→ **Brief**:
Write each line out again exactly as written.

^^^^^^^^^^^^^^^^

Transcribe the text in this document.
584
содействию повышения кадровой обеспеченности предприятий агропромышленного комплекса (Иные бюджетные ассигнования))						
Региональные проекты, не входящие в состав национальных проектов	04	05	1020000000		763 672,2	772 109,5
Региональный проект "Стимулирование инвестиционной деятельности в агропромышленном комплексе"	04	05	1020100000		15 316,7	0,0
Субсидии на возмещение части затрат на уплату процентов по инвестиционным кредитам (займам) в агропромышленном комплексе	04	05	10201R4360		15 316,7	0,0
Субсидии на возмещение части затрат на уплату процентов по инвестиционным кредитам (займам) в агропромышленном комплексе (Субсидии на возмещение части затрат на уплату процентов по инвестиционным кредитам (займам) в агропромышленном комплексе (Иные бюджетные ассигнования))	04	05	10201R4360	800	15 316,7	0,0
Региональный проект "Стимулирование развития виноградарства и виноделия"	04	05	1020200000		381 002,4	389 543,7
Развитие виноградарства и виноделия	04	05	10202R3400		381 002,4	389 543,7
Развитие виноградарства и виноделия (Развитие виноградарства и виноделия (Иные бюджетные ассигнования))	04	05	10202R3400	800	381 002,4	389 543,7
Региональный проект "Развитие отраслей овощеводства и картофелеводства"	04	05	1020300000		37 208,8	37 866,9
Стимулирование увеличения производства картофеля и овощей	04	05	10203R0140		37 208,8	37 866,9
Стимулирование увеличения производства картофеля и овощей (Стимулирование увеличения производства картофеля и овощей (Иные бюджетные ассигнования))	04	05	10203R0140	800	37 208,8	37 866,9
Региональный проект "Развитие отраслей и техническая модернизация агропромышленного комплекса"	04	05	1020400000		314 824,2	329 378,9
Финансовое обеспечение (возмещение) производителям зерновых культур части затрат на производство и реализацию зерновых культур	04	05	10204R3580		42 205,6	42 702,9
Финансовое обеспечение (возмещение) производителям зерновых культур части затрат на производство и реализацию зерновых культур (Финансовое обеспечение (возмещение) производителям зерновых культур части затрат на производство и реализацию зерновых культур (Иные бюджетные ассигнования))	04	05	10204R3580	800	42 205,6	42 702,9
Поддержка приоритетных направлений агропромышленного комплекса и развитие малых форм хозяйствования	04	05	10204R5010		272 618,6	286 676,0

^^^^^^^^^^^^^^^^

→ **In response**:
Transcribe the text in this document.
584
содействию повышения кадровой обеспеченности предприятий агропромышленного комплекса (Иные бюджетные ассигнования))						
Региональные проекты, не входящие в состав национальных проектов	04	05	1020000000		763 672,2	772 109,5
Региональный проект "Стимулирование инвестиционной деятельности в агропромышленном комплексе"	04	05	1020100000		15 316,7	0,0
Субсидии на возмещение части затрат на уплату процентов по инвестиционным кредитам (займам) в агропромышленном комплексе	04	05	10201R4360		15 316,7	0,0
Субсидии на возмещение части затрат на уплату процентов по инвестиционным кредитам (займам) в агропромышленном комплексе (Субсидии на возмещение части затрат на уплату процентов по инвестиционным кредитам (займам) в агропромышленном комплексе (Иные бюджетные ассигнования))	04	05	10201R4360	800	15 316,7	0,0
Региональный проект "Стимулирование развития виноградарства и виноделия"	04	05	1020200000		381 002,4	389 543,7
Развитие виноградарства и виноделия	04	05	10202R3400		381 002,4	389 543,7
Развитие виноградарства и виноделия (Развитие виноградарства и виноделия (Иные бюджетные ассигнования))	04	05	10202R3400	800	381 002,4	389 543,7
Региональный проект "Развитие отраслей овощеводства и картофелеводства"	04	05	1020300000		37 208,8	37 866,9
Стимулирование увеличения производства картофеля и овощей	04	05	10203R0140		37 208,8	37 866,9
Стимулирование увеличения производства картофеля и овощей (Стимулирование увеличения производства картофеля и овощей (Иные бюджетные ассигнования))	04	05	10203R0140	800	37 208,8	37 866,9
Региональный проект "Развитие отраслей и техническая модернизация агропромышленного комплекса"	04	05	1020400000		314 824,2	329 378,9
Финансовое обеспечение (возмещение) производителям зерновых культур части затрат на производство и реализацию зерновых культур	04	05	10204R3580		42 205,6	42 702,9
Финансовое обеспечение (возмещение) производителям зерновых культур части затрат на производство и реализацию зерновых культур (Финансовое обеспечение (возмещение) производителям зерновых культур части затрат на производство и реализацию зерновых культур (Иные бюджетные ассигнования))	04	05	10204R3580	800	42 205,6	42 702,9
Поддержка приоритетных направлений агропромышленного комплекса и развитие малых форм хозяйствования	04	05	10204R5010		272 618,6	286 676,0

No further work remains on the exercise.